▶ _THE EXERCISE_: Provide a single number: the count of lines containing the string "Exchanges".

------ DATA ENTRIES ------

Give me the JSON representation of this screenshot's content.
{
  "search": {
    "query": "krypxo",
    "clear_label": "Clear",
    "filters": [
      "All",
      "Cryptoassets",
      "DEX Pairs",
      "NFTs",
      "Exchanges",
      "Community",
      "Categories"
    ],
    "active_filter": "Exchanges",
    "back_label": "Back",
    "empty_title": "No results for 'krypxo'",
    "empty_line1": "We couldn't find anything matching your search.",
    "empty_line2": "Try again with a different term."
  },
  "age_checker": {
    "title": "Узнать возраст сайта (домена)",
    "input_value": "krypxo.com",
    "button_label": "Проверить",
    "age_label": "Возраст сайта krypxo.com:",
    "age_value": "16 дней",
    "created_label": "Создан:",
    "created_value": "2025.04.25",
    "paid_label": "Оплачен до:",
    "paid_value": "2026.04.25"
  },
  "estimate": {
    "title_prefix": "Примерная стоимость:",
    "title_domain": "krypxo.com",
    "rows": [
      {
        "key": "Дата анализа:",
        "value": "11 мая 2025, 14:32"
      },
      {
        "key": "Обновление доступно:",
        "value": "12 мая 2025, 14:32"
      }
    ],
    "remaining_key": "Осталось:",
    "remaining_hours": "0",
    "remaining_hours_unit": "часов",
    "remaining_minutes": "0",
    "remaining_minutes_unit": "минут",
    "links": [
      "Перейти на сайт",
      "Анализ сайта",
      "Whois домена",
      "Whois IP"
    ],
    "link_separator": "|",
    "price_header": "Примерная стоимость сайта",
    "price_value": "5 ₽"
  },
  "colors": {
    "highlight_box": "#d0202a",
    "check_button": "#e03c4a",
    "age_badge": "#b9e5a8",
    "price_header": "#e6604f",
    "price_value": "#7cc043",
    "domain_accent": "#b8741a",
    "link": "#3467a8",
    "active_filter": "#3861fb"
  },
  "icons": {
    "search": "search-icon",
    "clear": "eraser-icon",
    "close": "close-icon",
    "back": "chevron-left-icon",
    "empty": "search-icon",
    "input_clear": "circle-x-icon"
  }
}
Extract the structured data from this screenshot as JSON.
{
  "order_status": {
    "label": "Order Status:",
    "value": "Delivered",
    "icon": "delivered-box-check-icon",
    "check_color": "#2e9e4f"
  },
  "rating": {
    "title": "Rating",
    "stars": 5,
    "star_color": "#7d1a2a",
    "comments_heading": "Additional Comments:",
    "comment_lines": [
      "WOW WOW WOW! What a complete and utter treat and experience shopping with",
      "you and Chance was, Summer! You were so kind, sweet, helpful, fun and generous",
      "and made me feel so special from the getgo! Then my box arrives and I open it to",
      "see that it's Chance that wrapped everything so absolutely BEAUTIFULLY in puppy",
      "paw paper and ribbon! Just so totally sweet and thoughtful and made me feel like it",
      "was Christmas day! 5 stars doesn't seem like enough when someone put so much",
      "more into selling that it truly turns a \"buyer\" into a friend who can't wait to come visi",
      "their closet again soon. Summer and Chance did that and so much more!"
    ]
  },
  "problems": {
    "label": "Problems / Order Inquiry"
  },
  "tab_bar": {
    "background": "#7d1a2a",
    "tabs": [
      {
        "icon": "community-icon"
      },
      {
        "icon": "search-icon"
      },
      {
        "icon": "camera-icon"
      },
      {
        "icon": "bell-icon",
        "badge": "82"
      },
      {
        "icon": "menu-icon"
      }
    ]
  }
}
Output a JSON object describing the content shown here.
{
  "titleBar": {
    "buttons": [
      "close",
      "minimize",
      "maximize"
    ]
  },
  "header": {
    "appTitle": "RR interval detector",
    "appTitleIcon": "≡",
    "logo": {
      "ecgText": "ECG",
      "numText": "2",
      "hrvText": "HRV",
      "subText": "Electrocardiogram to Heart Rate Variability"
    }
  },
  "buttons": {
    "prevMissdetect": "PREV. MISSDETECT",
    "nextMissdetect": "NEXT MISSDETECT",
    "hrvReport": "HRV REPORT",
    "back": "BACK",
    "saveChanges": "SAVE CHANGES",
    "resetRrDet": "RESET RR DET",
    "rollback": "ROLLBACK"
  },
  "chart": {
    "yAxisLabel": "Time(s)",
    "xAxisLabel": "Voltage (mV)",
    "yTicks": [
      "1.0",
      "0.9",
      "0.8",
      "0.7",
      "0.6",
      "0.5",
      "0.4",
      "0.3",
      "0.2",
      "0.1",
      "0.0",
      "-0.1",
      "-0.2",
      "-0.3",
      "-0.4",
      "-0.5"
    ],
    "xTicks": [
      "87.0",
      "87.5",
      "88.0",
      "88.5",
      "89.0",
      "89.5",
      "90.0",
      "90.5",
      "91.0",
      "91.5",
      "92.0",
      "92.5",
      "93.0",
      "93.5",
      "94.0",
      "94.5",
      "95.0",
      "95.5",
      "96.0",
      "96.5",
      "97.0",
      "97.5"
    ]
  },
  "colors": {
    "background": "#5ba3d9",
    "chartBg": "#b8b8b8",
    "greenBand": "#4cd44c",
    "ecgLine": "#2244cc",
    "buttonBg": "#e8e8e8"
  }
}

------

▶ _ANSWER FOR THIS EXERCISE_: 2